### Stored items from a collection
- - - - -

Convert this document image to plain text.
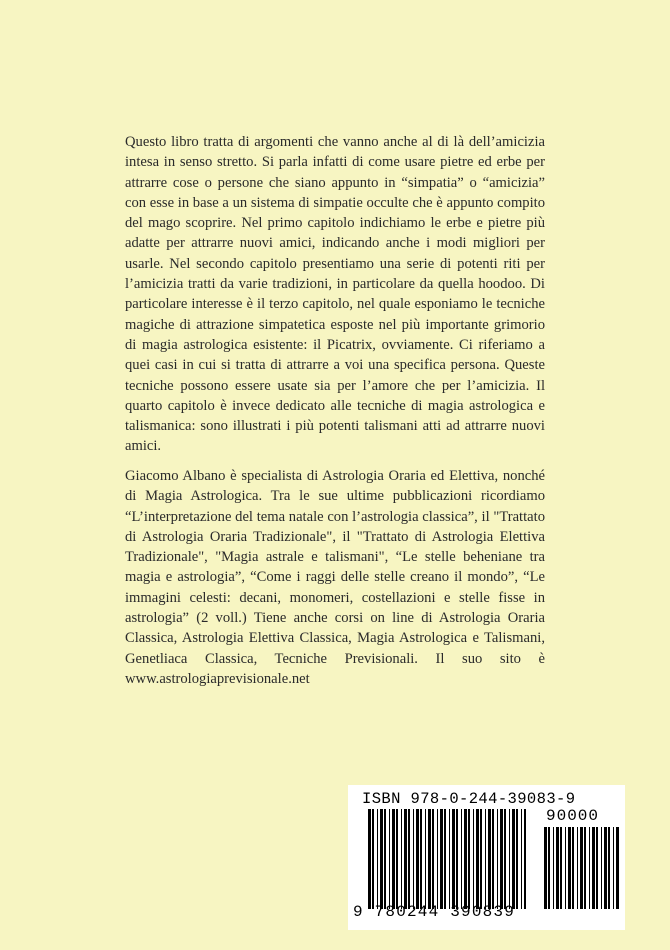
Questo libro tratta di argomenti che vanno anche al di là dell’amicizia intesa in senso stretto. Si parla infatti di come usare pietre ed erbe per attrarre cose o persone che siano appunto in “simpatia” o “amicizia” con esse in base a un sistema di simpatie occulte che è appunto compito del mago scoprire. Nel primo capitolo indichiamo le erbe e pietre più adatte per attrarre nuovi amici, indicando anche i modi migliori per usarle. Nel secondo capitolo presentiamo una serie di potenti riti per l’amicizia tratti da varie tradizioni, in particolare da quella hoodoo. Di particolare interesse è il terzo capitolo, nel quale esponiamo le tecniche magiche di attrazione simpatetica esposte nel più importante grimorio di magia astrologica esistente: il Picatrix, ovviamente. Ci riferiamo a quei casi in cui si tratta di attrarre a voi una specifica persona. Queste tecniche possono essere usate sia per l’amore che per l’amicizia. Il quarto capitolo è invece dedicato alle tecniche di magia astrologica e talismanica: sono illustrati i più potenti talismani atti ad attrarre nuovi amici.
Giacomo Albano è specialista di Astrologia Oraria ed Elettiva, nonché di Magia Astrologica. Tra le sue ultime pubblicazioni ricordiamo “L’interpretazione del tema natale con l’astrologia classica”, il "Trattato di Astrologia Oraria Tradizionale", il "Trattato di Astrologia Elettiva Tradizionale", "Magia astrale e talismani", “Le stelle beheniane tra magia e astrologia”, “Come i raggi delle stelle creano il mondo”, “Le immagini celesti: decani, monomeri, costellazioni e stelle fisse in astrologia” (2 voll.) Tiene anche corsi on line di Astrologia Oraria Classica, Astrologia Elettiva Classica, Magia Astrologica e Talismani, Genetliaca Classica, Tecniche Previsionali. Il suo sito è www.astrologiaprevisionale.net
ISBN 978-0-244-39083-9
90000
9 780244 390839
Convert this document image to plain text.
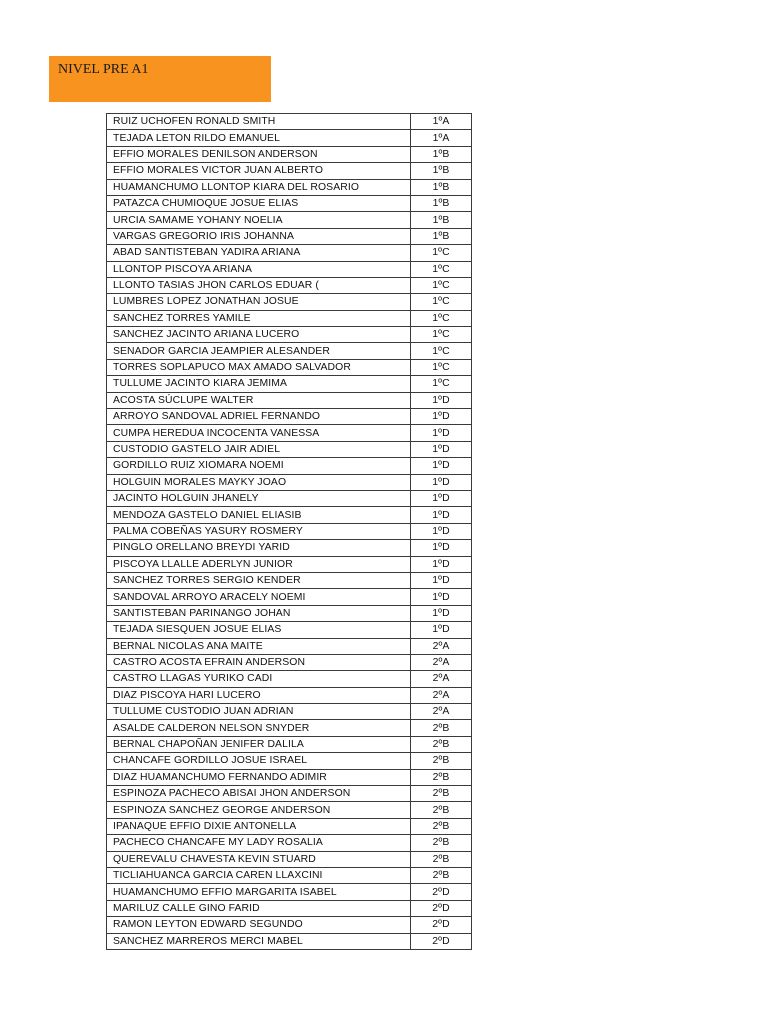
NIVEL PRE A1
RUIZ UCHOFEN RONALD SMITH	1ºA
TEJADA LETON RILDO EMANUEL	1ºA
EFFIO MORALES DENILSON ANDERSON	1ºB
EFFIO MORALES VICTOR JUAN ALBERTO	1ºB
HUAMANCHUMO LLONTOP KIARA DEL ROSARIO	1ºB
PATAZCA CHUMIOQUE JOSUE ELIAS	1ºB
URCIA SAMAME YOHANY NOELIA	1ºB
VARGAS GREGORIO IRIS JOHANNA	1ºB
ABAD SANTISTEBAN YADIRA ARIANA	1ºC
LLONTOP PISCOYA ARIANA	1ºC
LLONTO TASIAS JHON CARLOS EDUAR (	1ºC
LUMBRES LOPEZ JONATHAN JOSUE	1ºC
SANCHEZ TORRES YAMILE	1ºC
SANCHEZ JACINTO ARIANA LUCERO	1ºC
SENADOR GARCIA JEAMPIER ALESANDER	1ºC
TORRES SOPLAPUCO MAX AMADO SALVADOR	1ºC
TULLUME JACINTO KIARA JEMIMA	1ºC
ACOSTA SÚCLUPE WALTER	1ºD
ARROYO SANDOVAL ADRIEL FERNANDO	1ºD
CUMPA HEREDUA INCOCENTA VANESSA	1ºD
CUSTODIO GASTELO JAIR ADIEL	1ºD
GORDILLO RUIZ XIOMARA NOEMI	1ºD
HOLGUIN MORALES MAYKY JOAO	1ºD
JACINTO HOLGUIN JHANELY	1ºD
MENDOZA GASTELO DANIEL ELIASIB	1ºD
PALMA COBEÑAS YASURY ROSMERY	1ºD
PINGLO ORELLANO BREYDI YARID	1ºD
PISCOYA LLALLE ADERLYN JUNIOR	1ºD
SANCHEZ TORRES SERGIO KENDER	1ºD
SANDOVAL ARROYO ARACELY NOEMI	1ºD
SANTISTEBAN PARINANGO JOHAN	1ºD
TEJADA SIESQUEN JOSUE ELIAS	1ºD
BERNAL NICOLAS ANA MAITE	2ºA
CASTRO ACOSTA EFRAIN ANDERSON	2ºA
CASTRO LLAGAS YURIKO CADI	2ºA
DIAZ PISCOYA HARI LUCERO	2ºA
TULLUME CUSTODIO JUAN ADRIAN	2ºA
ASALDE CALDERON NELSON SNYDER	2ºB
BERNAL CHAPOÑAN JENIFER DALILA	2ºB
CHANCAFE GORDILLO JOSUE ISRAEL	2ºB
DIAZ HUAMANCHUMO FERNANDO ADIMIR	2ºB
ESPINOZA PACHECO ABISAI JHON ANDERSON	2ºB
ESPINOZA SANCHEZ GEORGE ANDERSON	2ºB
IPANAQUE EFFIO DIXIE ANTONELLA	2ºB
PACHECO CHANCAFE MY LADY ROSALIA	2ºB
QUEREVALU CHAVESTA KEVIN STUARD	2ºB
TICLIAHUANCA GARCIA CAREN LLAXCINI	2ºB
HUAMANCHUMO EFFIO MARGARITA ISABEL	2ºD
MARILUZ CALLE GINO FARID	2ºD
RAMON LEYTON EDWARD SEGUNDO	2ºD
SANCHEZ MARREROS MERCI MABEL	2ºD
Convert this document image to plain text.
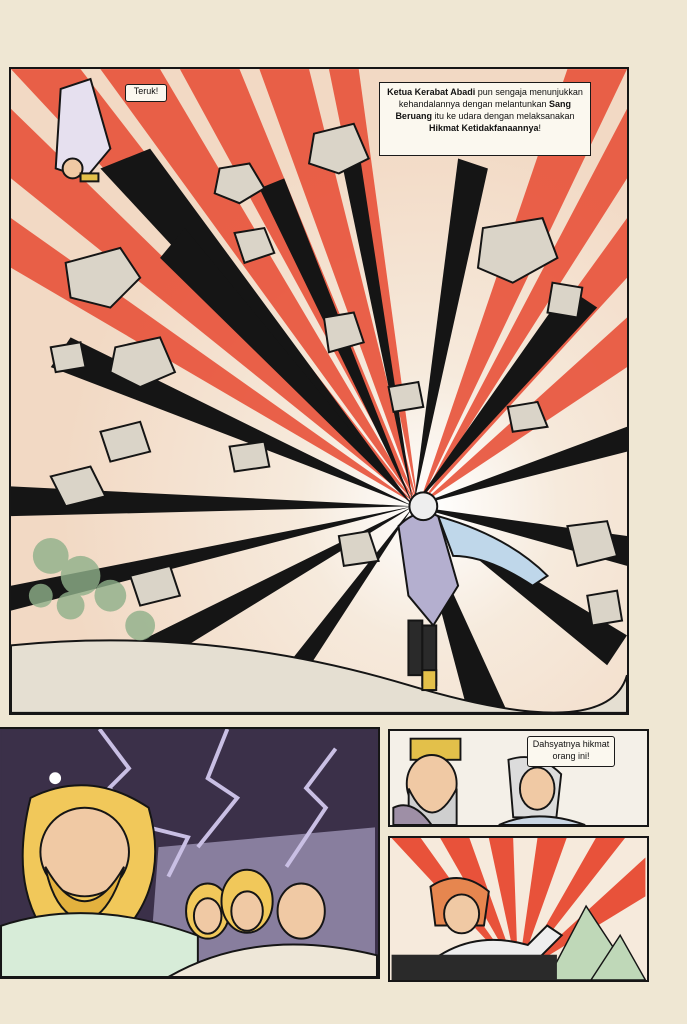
Teruk!	Ketua Kerabat Abadi pun sengaja menunjukkan kehandalannya dengan melantunkan Sang Beruang itu ke udara dengan melaksanakan Hikmat Ketidakfanaannya!
Dahsyatnya hikmat orang ini!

- - - - -

### PROMPT
Quote the entries in full. Any image among them is to be omitted from the copy.

### RESULT OF THE EXERCISE
Convert this document image to plain text.
Questo libro tratta di argomenti che vanno anche al di là dell’amicizia intesa in senso stretto. Si parla infatti di come usare pietre ed erbe per attrarre cose o persone che siano appunto in “simpatia” o “amicizia” con esse in base a un sistema di simpatie occulte che è appunto compito del mago scoprire. Nel primo capitolo indichiamo le erbe e pietre più adatte per attrarre nuovi amici, indicando anche i modi migliori per usarle. Nel secondo capitolo presentiamo una serie di potenti riti per l’amicizia tratti da varie tradizioni, in particolare da quella hoodoo. Di particolare interesse è il terzo capitolo, nel quale esponiamo le tecniche magiche di attrazione simpatetica esposte nel più importante grimorio di magia astrologica esistente: il Picatrix, ovviamente. Ci riferiamo a quei casi in cui si tratta di attrarre a voi una specifica persona. Queste tecniche possono essere usate sia per l’amore che per l’amicizia. Il quarto capitolo è invece dedicato alle tecniche di magia astrologica e talismanica: sono illustrati i più potenti talismani atti ad attrarre nuovi amici.
Giacomo Albano è specialista di Astrologia Oraria ed Elettiva, nonché di Magia Astrologica. Tra le sue ultime pubblicazioni ricordiamo “L’interpretazione del tema natale con l’astrologia classica”, il "Trattato di Astrologia Oraria Tradizionale", il "Trattato di Astrologia Elettiva Tradizionale", "Magia astrale e talismani", “Le stelle beheniane tra magia e astrologia”, “Come i raggi delle stelle creano il mondo”, “Le immagini celesti: decani, monomeri, costellazioni e stelle fisse in astrologia” (2 voll.) Tiene anche corsi on line di Astrologia Oraria Classica, Astrologia Elettiva Classica, Magia Astrologica e Talismani, Genetliaca Classica, Tecniche Previsionali. Il suo sito è www.astrologiaprevisionale.net
ISBN 978-0-244-39083-9
90000
9 780244 390839
Convert this document image to plain text.
NIVEL PRE A1
RUIZ UCHOFEN RONALD SMITH	1ºA
TEJADA LETON RILDO EMANUEL	1ºA
EFFIO MORALES DENILSON ANDERSON	1ºB
EFFIO MORALES VICTOR JUAN ALBERTO	1ºB
HUAMANCHUMO LLONTOP KIARA DEL ROSARIO	1ºB
PATAZCA CHUMIOQUE JOSUE ELIAS	1ºB
URCIA SAMAME YOHANY NOELIA	1ºB
VARGAS GREGORIO IRIS JOHANNA	1ºB
ABAD SANTISTEBAN YADIRA ARIANA	1ºC
LLONTOP PISCOYA ARIANA	1ºC
LLONTO TASIAS JHON CARLOS EDUAR (	1ºC
LUMBRES LOPEZ JONATHAN JOSUE	1ºC
SANCHEZ TORRES YAMILE	1ºC
SANCHEZ JACINTO ARIANA LUCERO	1ºC
SENADOR GARCIA JEAMPIER ALESANDER	1ºC
TORRES SOPLAPUCO MAX AMADO SALVADOR	1ºC
TULLUME JACINTO KIARA JEMIMA	1ºC
ACOSTA SÚCLUPE WALTER	1ºD
ARROYO SANDOVAL ADRIEL FERNANDO	1ºD
CUMPA HEREDUA INCOCENTA VANESSA	1ºD
CUSTODIO GASTELO JAIR ADIEL	1ºD
GORDILLO RUIZ XIOMARA NOEMI	1ºD
HOLGUIN MORALES MAYKY JOAO	1ºD
JACINTO HOLGUIN JHANELY	1ºD
MENDOZA GASTELO DANIEL ELIASIB	1ºD
PALMA COBEÑAS YASURY ROSMERY	1ºD
PINGLO ORELLANO BREYDI YARID	1ºD
PISCOYA LLALLE ADERLYN JUNIOR	1ºD
SANCHEZ TORRES SERGIO KENDER	1ºD
SANDOVAL ARROYO ARACELY NOEMI	1ºD
SANTISTEBAN PARINANGO JOHAN	1ºD
TEJADA SIESQUEN JOSUE ELIAS	1ºD
BERNAL NICOLAS ANA MAITE	2ºA
CASTRO ACOSTA EFRAIN ANDERSON	2ºA
CASTRO LLAGAS YURIKO CADI	2ºA
DIAZ PISCOYA HARI LUCERO	2ºA
TULLUME CUSTODIO JUAN ADRIAN	2ºA
ASALDE CALDERON NELSON SNYDER	2ºB
BERNAL CHAPOÑAN JENIFER DALILA	2ºB
CHANCAFE GORDILLO JOSUE ISRAEL	2ºB
DIAZ HUAMANCHUMO FERNANDO ADIMIR	2ºB
ESPINOZA PACHECO ABISAI JHON ANDERSON	2ºB
ESPINOZA SANCHEZ GEORGE ANDERSON	2ºB
IPANAQUE EFFIO DIXIE ANTONELLA	2ºB
PACHECO CHANCAFE MY LADY ROSALIA	2ºB
QUEREVALU CHAVESTA KEVIN STUARD	2ºB
TICLIAHUANCA GARCIA CAREN LLAXCINI	2ºB
HUAMANCHUMO EFFIO MARGARITA ISABEL	2ºD
MARILUZ CALLE GINO FARID	2ºD
RAMON LEYTON EDWARD SEGUNDO	2ºD
SANCHEZ MARREROS MERCI MABEL	2ºD
Convert this document image to plain text.
Teruk!	Ketua Kerabat Abadi pun sengaja menunjukkan kehandalannya dengan melantunkan Sang Beruang itu ke udara dengan melaksanakan Hikmat Ketidakfanaannya!
Dahsyatnya hikmat orang ini!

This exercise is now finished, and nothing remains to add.